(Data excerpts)
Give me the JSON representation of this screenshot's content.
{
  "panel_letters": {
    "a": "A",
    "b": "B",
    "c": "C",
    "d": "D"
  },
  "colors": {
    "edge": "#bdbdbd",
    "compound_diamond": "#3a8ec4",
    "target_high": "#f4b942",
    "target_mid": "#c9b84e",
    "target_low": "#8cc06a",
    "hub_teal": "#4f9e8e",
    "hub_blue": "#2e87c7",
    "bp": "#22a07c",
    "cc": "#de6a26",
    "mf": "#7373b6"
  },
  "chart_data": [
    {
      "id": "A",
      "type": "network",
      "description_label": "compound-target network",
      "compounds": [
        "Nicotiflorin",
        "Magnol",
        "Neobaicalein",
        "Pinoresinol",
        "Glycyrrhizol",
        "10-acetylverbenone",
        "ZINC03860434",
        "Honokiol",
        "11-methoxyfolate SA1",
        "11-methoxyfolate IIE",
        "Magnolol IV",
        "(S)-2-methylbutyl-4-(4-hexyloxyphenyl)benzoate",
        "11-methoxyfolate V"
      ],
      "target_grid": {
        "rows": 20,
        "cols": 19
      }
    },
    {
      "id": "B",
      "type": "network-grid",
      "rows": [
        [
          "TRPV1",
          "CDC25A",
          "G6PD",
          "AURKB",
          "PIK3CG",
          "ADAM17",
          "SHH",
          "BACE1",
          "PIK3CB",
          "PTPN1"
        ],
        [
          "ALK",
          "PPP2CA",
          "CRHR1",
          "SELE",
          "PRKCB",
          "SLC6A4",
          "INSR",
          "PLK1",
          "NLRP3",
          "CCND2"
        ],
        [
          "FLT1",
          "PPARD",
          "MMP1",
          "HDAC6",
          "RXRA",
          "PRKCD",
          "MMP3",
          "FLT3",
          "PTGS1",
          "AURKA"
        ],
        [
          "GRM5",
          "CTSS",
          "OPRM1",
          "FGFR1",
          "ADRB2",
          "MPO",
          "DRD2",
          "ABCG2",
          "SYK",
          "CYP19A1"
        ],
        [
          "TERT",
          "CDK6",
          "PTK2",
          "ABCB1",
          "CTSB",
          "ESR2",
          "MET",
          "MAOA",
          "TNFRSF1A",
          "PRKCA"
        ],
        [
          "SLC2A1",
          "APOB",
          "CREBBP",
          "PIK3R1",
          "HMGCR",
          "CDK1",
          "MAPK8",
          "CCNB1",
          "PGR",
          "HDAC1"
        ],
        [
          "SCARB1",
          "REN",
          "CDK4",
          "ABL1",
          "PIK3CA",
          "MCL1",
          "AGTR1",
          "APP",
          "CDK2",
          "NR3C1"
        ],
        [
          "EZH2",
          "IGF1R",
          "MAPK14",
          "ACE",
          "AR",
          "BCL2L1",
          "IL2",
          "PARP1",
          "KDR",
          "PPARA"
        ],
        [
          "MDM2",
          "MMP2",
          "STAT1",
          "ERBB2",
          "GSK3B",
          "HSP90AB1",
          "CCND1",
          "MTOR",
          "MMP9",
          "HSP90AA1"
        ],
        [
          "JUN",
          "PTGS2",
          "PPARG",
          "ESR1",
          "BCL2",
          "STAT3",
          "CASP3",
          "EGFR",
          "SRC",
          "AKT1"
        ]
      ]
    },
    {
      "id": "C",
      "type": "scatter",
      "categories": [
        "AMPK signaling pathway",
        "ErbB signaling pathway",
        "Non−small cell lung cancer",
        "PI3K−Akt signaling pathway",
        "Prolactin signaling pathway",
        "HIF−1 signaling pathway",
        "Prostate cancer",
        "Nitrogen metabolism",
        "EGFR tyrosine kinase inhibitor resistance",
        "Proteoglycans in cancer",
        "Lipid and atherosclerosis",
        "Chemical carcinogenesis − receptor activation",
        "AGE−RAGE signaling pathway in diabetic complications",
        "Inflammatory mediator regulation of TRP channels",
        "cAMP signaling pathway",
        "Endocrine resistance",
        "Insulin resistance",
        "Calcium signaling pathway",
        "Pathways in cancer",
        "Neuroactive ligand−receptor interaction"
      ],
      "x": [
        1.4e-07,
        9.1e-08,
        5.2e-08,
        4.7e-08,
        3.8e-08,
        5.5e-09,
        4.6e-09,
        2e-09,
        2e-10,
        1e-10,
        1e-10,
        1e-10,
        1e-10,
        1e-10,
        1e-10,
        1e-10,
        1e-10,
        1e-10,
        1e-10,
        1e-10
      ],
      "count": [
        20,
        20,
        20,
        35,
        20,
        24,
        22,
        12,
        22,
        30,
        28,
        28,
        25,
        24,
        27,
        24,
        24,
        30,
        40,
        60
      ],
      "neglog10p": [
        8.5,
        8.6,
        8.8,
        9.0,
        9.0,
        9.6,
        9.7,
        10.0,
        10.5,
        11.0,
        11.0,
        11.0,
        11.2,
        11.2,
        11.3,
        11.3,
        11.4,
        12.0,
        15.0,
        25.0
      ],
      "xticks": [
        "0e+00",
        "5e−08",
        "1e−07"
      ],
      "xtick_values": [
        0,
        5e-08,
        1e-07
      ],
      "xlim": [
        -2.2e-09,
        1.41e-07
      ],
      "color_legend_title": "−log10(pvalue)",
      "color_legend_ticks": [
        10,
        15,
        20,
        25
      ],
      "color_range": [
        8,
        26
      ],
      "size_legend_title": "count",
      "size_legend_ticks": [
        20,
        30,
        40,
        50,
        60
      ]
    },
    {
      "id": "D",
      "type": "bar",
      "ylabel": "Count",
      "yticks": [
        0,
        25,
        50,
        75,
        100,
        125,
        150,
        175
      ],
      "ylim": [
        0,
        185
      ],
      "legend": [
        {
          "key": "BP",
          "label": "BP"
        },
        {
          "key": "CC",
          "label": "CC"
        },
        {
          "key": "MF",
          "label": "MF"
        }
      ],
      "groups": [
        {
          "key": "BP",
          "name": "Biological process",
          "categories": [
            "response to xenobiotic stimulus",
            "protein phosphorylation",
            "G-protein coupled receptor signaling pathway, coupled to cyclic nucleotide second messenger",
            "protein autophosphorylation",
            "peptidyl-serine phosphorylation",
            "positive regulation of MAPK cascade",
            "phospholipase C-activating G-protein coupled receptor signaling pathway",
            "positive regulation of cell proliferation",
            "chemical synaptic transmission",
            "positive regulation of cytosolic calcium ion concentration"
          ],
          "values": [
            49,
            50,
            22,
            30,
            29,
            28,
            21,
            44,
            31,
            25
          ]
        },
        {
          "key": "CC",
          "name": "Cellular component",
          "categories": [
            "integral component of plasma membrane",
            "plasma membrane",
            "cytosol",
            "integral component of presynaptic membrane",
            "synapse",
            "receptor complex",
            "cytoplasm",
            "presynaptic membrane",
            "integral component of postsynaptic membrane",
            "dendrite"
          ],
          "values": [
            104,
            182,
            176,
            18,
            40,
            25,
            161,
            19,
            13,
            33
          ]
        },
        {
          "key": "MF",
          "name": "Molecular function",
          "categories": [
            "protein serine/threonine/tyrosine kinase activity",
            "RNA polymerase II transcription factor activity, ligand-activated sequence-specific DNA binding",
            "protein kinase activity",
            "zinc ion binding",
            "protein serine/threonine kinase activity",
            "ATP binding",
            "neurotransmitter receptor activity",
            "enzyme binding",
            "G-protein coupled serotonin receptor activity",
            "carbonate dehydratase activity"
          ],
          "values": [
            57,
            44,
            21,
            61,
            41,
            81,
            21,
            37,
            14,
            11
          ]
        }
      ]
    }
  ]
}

EXERCISE AIM. All lines holding the word "binding" must be copied from the data.

ANSWER TO THIS TASK.
            "RNA polymerase II transcription factor activity, ligand-activated sequence-specific DNA binding",
            "zinc ion binding",
            "ATP binding",
            "enzyme binding",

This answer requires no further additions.